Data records
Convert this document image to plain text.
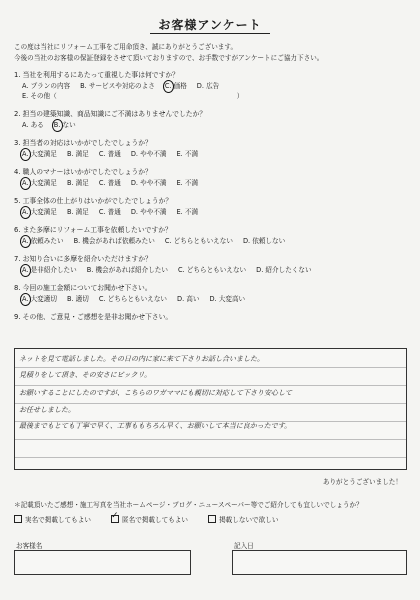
お客様アンケート
この度は当社にリフォーム工事をご用命頂き、誠にありがとうございます。
今後の当社のお客様の保証登録をさせて頂いておりますので、お手数ですがアンケートにご協力下さい。
1. 当社を利用するにあたって重視した事は何ですか？
A. プランの内容 B. サービスや対応のよさ C. 価格 D. 広告
E. その他（	）
2. 担当の建築知識、商品知識にご不満はありませんでしたか？
A. ある B. ない
3. 担当者の対応はいかがでしたでしょうか？
A. 大変満足 B. 満足 C. 普通 D. やや不満 E. 不満
4. 職人のマナーはいかがでしたでしょうか？
A. 大変満足 B. 満足 C. 普通 D. やや不満 E. 不満
5. 工事全体の仕上がりはいかがでしたでしょうか？
A. 大変満足 B. 満足 C. 普通 D. やや不満 E. 不満
6. また多摩にリフォーム工事を依頼したいですか？
A. 依頼みたい B. 機会があれば依頼みたい C. どちらともいえない D. 依頼しない
7. お知り合いに多摩を紹介いただけますか？
A. 是非紹介したい B. 機会があれば紹介したい C. どちらともいえない D. 紹介したくない
8. 今回の施工金額についてお聞かせ下さい。
A. 大変適切 B. 適切 C. どちらともいえない D. 高い D. 大変高い
9. その他、ご意見・ご感想を是非お聞かせ下さい。
ネットを見て電話しました。その日の内に家に来て下さりお話し合いました。
見積りをして頂き、その安さにビックリ。
お願いすることにしたのですが、こちらのワガママにも親切に対応して下さり安心して
お任せしました。
最後までもとても丁寧で早く、工事ももちろん早く、お願いして本当に良かったです。
ありがとうございました！
＊記載頂いたご感想・施工写真を当社ホームページ・ブログ・ニュースペーパー等でご紹介しても宜しいでしょうか？
実名で掲載してもよい ✓	匿名で掲載してもよい	掲載しないで欲しい
お客様名	記入日
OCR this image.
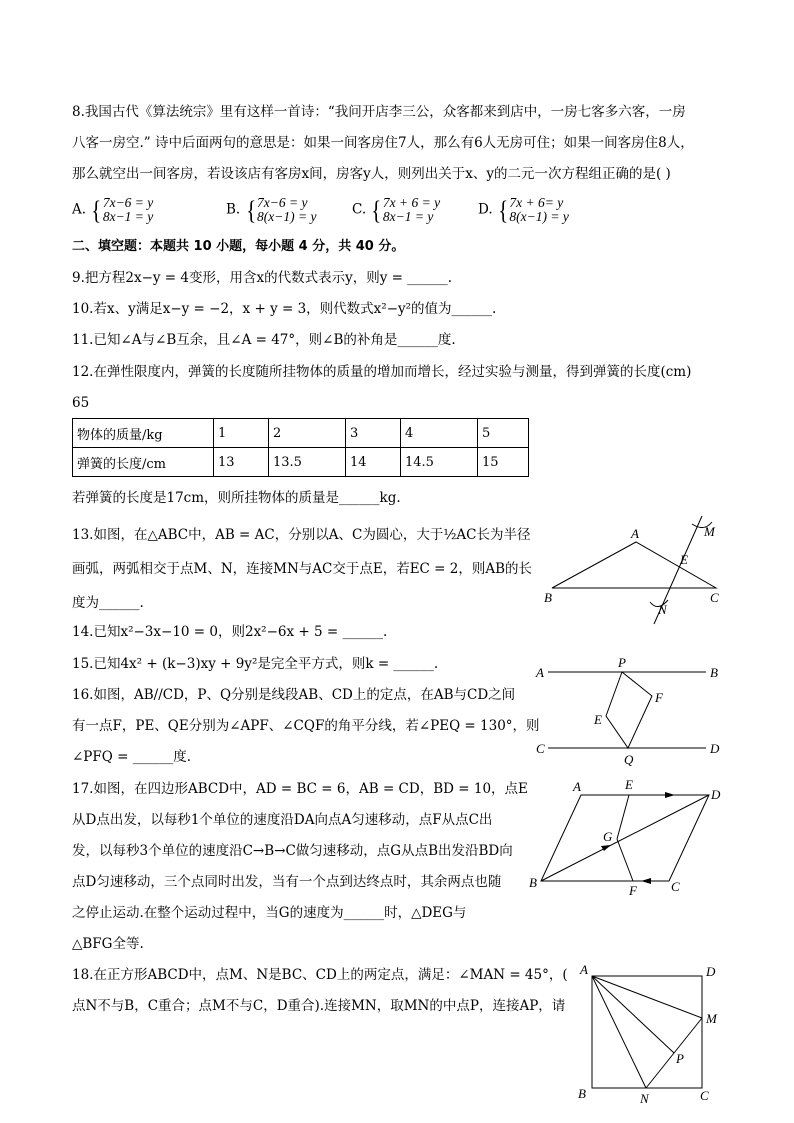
8.我国古代《算法统宗》里有这样一首诗：“我问开店李三公，众客都来到店中，一房七客多六客，一房
八客一房空.” 诗中后面两句的意思是：如果一间客房住7人，那么有6人无房可住；如果一间客房住8人，
那么就空出一间客房，若设该店有客房x间，房客y人，则列出关于x、y的二元一次方程组正确的是( )
A. {7x−6 = y
8x−1 = y	B. {7x−6 = y
8(x−1) = y	C. {7x + 6 = y
8x−1 = y	D. {7x + 6= y
8(x−1) = y
二、填空题：本题共 10 小题，每小题 4 分，共 40 分。
9.把方程2x−y = 4变形，用含x的代数式表示y，则y = ______.
10.若x、y满足x−y = −2，x + y = 3，则代数式x²−y²的值为______.
11.已知∠A与∠B互余，且∠A = 47°，则∠B的补角是______度.
12.在弹性限度内，弹簧的长度随所挂物体的质量的增加而增长，经过实验与测量，得到弹簧的长度(cm)
65
物体的质量/kg	1	2	3	4	5
弹簧的长度/cm	13	13.5	14	14.5	15
若弹簧的长度是17cm，则所挂物体的质量是______kg.
13.如图，在△ABC中，AB = AC，分别以A、C为圆心，大于½AC长为半径
画弧，两弧相交于点M、N，连接MN与AC交于点E，若EC = 2，则AB的长
度为______.
A
B	C
E
M
N
14.已知x²−3x−10 = 0，则2x²−6x + 5 = ______.
15.已知4x² + (k−3)xy + 9y²是完全平方式，则k = ______.
16.如图，AB//CD，P、Q分别是线段AB、CD上的定点，在AB与CD之间
有一点F，PE、QE分别为∠APF、∠CQF的角平分线，若∠PEQ = 130°，则
∠PFQ = ______度.
A
P
B
F
E
C
Q
D
17.如图，在四边形ABCD中，AD = BC = 6，AB = CD，BD = 10，点E
从D点出发，以每秒1个单位的速度沿DA向点A匀速移动，点F从点C出
发，以每秒3个单位的速度沿C→B→C做匀速移动，点G从点B出发沿BD向
点D匀速移动，三个点同时出发，当有一个点到达终点时，其余两点也随
之停止运动.在整个运动过程中，当G的速度为______时，△DEG与
△BFG全等.
A	E
D
G
B
F	C
18.在正方形ABCD中，点M、N是BC、CD上的两定点，满足：∠MAN = 45°，(
点N不与B，C重合；点M不与C，D重合).连接MN，取MN的中点P，连接AP，请
A	D
M
P
B	N	C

> WHAT IS REQUIRED: Transcribe the complete set of entries verbatim. No pictures belong in the copy.

> TASK OUTPUT:
Convert this document image to plain text.
お客様アンケート
この度は当社にリフォーム工事をご用命頂き、誠にありがとうございます。
今後の当社のお客様の保証登録をさせて頂いておりますので、お手数ですがアンケートにご協力下さい。
1. 当社を利用するにあたって重視した事は何ですか？
A. プランの内容 B. サービスや対応のよさ C. 価格 D. 広告
E. その他（	）
2. 担当の建築知識、商品知識にご不満はありませんでしたか？
A. ある B. ない
3. 担当者の対応はいかがでしたでしょうか？
A. 大変満足 B. 満足 C. 普通 D. やや不満 E. 不満
4. 職人のマナーはいかがでしたでしょうか？
A. 大変満足 B. 満足 C. 普通 D. やや不満 E. 不満
5. 工事全体の仕上がりはいかがでしたでしょうか？
A. 大変満足 B. 満足 C. 普通 D. やや不満 E. 不満
6. また多摩にリフォーム工事を依頼したいですか？
A. 依頼みたい B. 機会があれば依頼みたい C. どちらともいえない D. 依頼しない
7. お知り合いに多摩を紹介いただけますか？
A. 是非紹介したい B. 機会があれば紹介したい C. どちらともいえない D. 紹介したくない
8. 今回の施工金額についてお聞かせ下さい。
A. 大変適切 B. 適切 C. どちらともいえない D. 高い D. 大変高い
9. その他、ご意見・ご感想を是非お聞かせ下さい。
ネットを見て電話しました。その日の内に家に来て下さりお話し合いました。
見積りをして頂き、その安さにビックリ。
お願いすることにしたのですが、こちらのワガママにも親切に対応して下さり安心して
お任せしました。
最後までもとても丁寧で早く、工事ももちろん早く、お願いして本当に良かったです。
ありがとうございました！
＊記載頂いたご感想・施工写真を当社ホームページ・ブログ・ニュースペーパー等でご紹介しても宜しいでしょうか？
実名で掲載してもよい ✓	匿名で掲載してもよい	掲載しないで欲しい
お客様名	記入日
OCR this image.
8.我国古代《算法统宗》里有这样一首诗：“我问开店李三公，众客都来到店中，一房七客多六客，一房
八客一房空.” 诗中后面两句的意思是：如果一间客房住7人，那么有6人无房可住；如果一间客房住8人，
那么就空出一间客房，若设该店有客房x间，房客y人，则列出关于x、y的二元一次方程组正确的是( )
A. {7x−6 = y
8x−1 = y	B. {7x−6 = y
8(x−1) = y	C. {7x + 6 = y
8x−1 = y	D. {7x + 6= y
8(x−1) = y
二、填空题：本题共 10 小题，每小题 4 分，共 40 分。
9.把方程2x−y = 4变形，用含x的代数式表示y，则y = ______.
10.若x、y满足x−y = −2，x + y = 3，则代数式x²−y²的值为______.
11.已知∠A与∠B互余，且∠A = 47°，则∠B的补角是______度.
12.在弹性限度内，弹簧的长度随所挂物体的质量的增加而增长，经过实验与测量，得到弹簧的长度(cm)
65
物体的质量/kg	1	2	3	4	5
弹簧的长度/cm	13	13.5	14	14.5	15
若弹簧的长度是17cm，则所挂物体的质量是______kg.
13.如图，在△ABC中，AB = AC，分别以A、C为圆心，大于½AC长为半径
画弧，两弧相交于点M、N，连接MN与AC交于点E，若EC = 2，则AB的长
度为______.
A
B	C
E
M
N
14.已知x²−3x−10 = 0，则2x²−6x + 5 = ______.
15.已知4x² + (k−3)xy + 9y²是完全平方式，则k = ______.
16.如图，AB//CD，P、Q分别是线段AB、CD上的定点，在AB与CD之间
有一点F，PE、QE分别为∠APF、∠CQF的角平分线，若∠PEQ = 130°，则
∠PFQ = ______度.
A
P
B
F
E
C
Q
D
17.如图，在四边形ABCD中，AD = BC = 6，AB = CD，BD = 10，点E
从D点出发，以每秒1个单位的速度沿DA向点A匀速移动，点F从点C出
发，以每秒3个单位的速度沿C→B→C做匀速移动，点G从点B出发沿BD向
点D匀速移动，三个点同时出发，当有一个点到达终点时，其余两点也随
之停止运动.在整个运动过程中，当G的速度为______时，△DEG与
△BFG全等.
A	E
D
G
B
F	C
18.在正方形ABCD中，点M、N是BC、CD上的两定点，满足：∠MAN = 45°，(
点N不与B，C重合；点M不与C，D重合).连接MN，取MN的中点P，连接AP，请
A	D
M
P
B	N	C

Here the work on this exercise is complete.